• [DIRECTIONS FOR THIS TASK] Your task is to reproduce the entries below word for word.

┄┄┄┄┄┄

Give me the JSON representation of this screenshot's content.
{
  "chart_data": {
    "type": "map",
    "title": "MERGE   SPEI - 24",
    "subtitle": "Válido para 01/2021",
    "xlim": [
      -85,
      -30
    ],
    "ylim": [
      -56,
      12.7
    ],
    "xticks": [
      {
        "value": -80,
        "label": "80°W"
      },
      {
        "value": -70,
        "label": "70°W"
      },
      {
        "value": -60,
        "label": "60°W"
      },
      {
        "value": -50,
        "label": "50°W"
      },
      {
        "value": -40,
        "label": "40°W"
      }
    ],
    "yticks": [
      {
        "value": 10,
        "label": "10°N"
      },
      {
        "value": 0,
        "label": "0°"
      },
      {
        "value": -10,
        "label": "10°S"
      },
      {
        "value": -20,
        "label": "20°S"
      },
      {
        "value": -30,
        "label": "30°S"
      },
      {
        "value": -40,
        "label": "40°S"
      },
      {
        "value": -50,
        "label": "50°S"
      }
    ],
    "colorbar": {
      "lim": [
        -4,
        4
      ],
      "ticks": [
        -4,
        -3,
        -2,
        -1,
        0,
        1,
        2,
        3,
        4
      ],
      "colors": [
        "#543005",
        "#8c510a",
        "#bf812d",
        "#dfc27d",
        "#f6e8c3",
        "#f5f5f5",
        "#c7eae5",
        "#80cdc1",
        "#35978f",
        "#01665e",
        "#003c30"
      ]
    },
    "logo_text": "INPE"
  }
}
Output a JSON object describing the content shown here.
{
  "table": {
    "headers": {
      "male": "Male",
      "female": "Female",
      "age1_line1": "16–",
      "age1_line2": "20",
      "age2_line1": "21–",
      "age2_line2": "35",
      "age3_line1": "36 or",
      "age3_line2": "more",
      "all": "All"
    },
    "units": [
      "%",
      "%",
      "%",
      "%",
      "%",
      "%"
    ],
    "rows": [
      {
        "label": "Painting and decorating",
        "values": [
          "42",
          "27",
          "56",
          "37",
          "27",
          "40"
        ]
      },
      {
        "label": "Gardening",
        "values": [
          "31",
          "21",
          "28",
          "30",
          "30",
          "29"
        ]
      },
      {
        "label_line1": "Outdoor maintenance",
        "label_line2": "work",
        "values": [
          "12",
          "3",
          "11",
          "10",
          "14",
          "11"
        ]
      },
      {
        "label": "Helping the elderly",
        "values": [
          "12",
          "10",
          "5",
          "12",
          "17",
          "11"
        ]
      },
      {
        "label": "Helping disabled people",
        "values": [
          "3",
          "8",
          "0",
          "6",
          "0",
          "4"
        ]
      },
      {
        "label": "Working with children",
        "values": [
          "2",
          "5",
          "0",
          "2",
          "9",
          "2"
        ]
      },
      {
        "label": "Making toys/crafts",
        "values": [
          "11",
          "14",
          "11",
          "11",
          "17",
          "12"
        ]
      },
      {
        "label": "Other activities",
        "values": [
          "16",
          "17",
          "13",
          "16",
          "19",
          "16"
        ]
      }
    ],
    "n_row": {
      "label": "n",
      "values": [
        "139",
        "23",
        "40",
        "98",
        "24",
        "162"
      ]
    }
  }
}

┄┄┄┄┄┄

• [WRITTEN RESPONSE]
Give me the JSON representation of this screenshot's content.
{
  "chart_data": {
    "type": "map",
    "title": "MERGE   SPEI - 24",
    "subtitle": "Válido para 01/2021",
    "xlim": [
      -85,
      -30
    ],
    "ylim": [
      -56,
      12.7
    ],
    "xticks": [
      {
        "value": -80,
        "label": "80°W"
      },
      {
        "value": -70,
        "label": "70°W"
      },
      {
        "value": -60,
        "label": "60°W"
      },
      {
        "value": -50,
        "label": "50°W"
      },
      {
        "value": -40,
        "label": "40°W"
      }
    ],
    "yticks": [
      {
        "value": 10,
        "label": "10°N"
      },
      {
        "value": 0,
        "label": "0°"
      },
      {
        "value": -10,
        "label": "10°S"
      },
      {
        "value": -20,
        "label": "20°S"
      },
      {
        "value": -30,
        "label": "30°S"
      },
      {
        "value": -40,
        "label": "40°S"
      },
      {
        "value": -50,
        "label": "50°S"
      }
    ],
    "colorbar": {
      "lim": [
        -4,
        4
      ],
      "ticks": [
        -4,
        -3,
        -2,
        -1,
        0,
        1,
        2,
        3,
        4
      ],
      "colors": [
        "#543005",
        "#8c510a",
        "#bf812d",
        "#dfc27d",
        "#f6e8c3",
        "#f5f5f5",
        "#c7eae5",
        "#80cdc1",
        "#35978f",
        "#01665e",
        "#003c30"
      ]
    },
    "logo_text": "INPE"
  }
}
Output a JSON object describing the content shown here.
{
  "table": {
    "headers": {
      "male": "Male",
      "female": "Female",
      "age1_line1": "16–",
      "age1_line2": "20",
      "age2_line1": "21–",
      "age2_line2": "35",
      "age3_line1": "36 or",
      "age3_line2": "more",
      "all": "All"
    },
    "units": [
      "%",
      "%",
      "%",
      "%",
      "%",
      "%"
    ],
    "rows": [
      {
        "label": "Painting and decorating",
        "values": [
          "42",
          "27",
          "56",
          "37",
          "27",
          "40"
        ]
      },
      {
        "label": "Gardening",
        "values": [
          "31",
          "21",
          "28",
          "30",
          "30",
          "29"
        ]
      },
      {
        "label_line1": "Outdoor maintenance",
        "label_line2": "work",
        "values": [
          "12",
          "3",
          "11",
          "10",
          "14",
          "11"
        ]
      },
      {
        "label": "Helping the elderly",
        "values": [
          "12",
          "10",
          "5",
          "12",
          "17",
          "11"
        ]
      },
      {
        "label": "Helping disabled people",
        "values": [
          "3",
          "8",
          "0",
          "6",
          "0",
          "4"
        ]
      },
      {
        "label": "Working with children",
        "values": [
          "2",
          "5",
          "0",
          "2",
          "9",
          "2"
        ]
      },
      {
        "label": "Making toys/crafts",
        "values": [
          "11",
          "14",
          "11",
          "11",
          "17",
          "12"
        ]
      },
      {
        "label": "Other activities",
        "values": [
          "16",
          "17",
          "13",
          "16",
          "19",
          "16"
        ]
      }
    ],
    "n_row": {
      "label": "n",
      "values": [
        "139",
        "23",
        "40",
        "98",
        "24",
        "162"
      ]
    }
  }
}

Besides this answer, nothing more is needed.